■ **Stated goal**
Copy out all lines that carry the word "Bernhard".

■ **Information provided**
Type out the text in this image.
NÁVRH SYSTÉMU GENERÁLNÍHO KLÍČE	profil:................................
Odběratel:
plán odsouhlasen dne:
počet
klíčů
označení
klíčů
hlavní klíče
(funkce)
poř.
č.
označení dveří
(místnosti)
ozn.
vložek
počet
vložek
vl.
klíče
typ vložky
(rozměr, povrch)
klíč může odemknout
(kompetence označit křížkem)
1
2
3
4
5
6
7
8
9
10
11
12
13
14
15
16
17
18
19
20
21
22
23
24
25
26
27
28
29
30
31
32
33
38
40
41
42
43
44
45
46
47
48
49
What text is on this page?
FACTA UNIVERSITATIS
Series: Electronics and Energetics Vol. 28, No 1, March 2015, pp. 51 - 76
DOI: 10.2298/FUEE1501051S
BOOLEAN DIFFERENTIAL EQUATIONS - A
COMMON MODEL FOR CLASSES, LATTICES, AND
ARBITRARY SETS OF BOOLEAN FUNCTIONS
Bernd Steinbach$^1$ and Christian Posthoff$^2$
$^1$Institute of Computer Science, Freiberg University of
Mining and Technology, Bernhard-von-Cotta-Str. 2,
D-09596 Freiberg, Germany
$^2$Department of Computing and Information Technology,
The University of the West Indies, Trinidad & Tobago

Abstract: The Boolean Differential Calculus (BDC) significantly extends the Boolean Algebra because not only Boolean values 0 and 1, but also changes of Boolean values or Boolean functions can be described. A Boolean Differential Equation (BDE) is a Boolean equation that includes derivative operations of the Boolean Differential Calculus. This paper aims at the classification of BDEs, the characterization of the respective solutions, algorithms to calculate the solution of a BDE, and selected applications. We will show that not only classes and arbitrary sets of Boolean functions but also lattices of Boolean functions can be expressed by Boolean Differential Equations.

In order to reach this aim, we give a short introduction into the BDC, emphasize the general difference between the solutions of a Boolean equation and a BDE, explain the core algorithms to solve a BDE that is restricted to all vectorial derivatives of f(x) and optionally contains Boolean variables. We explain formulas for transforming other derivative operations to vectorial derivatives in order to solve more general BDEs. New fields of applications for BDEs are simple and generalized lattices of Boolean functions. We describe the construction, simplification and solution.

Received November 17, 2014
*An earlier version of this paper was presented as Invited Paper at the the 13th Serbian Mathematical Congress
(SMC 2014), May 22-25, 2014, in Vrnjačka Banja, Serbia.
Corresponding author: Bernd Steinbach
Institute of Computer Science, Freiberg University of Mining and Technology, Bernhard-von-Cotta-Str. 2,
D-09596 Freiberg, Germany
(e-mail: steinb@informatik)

■ **Exercise result**
Mining and Technology, Bernhard-von-Cotta-Str. 2,
Institute of Computer Science, Freiberg University of Mining and Technology, Bernhard-von-Cotta-Str. 2,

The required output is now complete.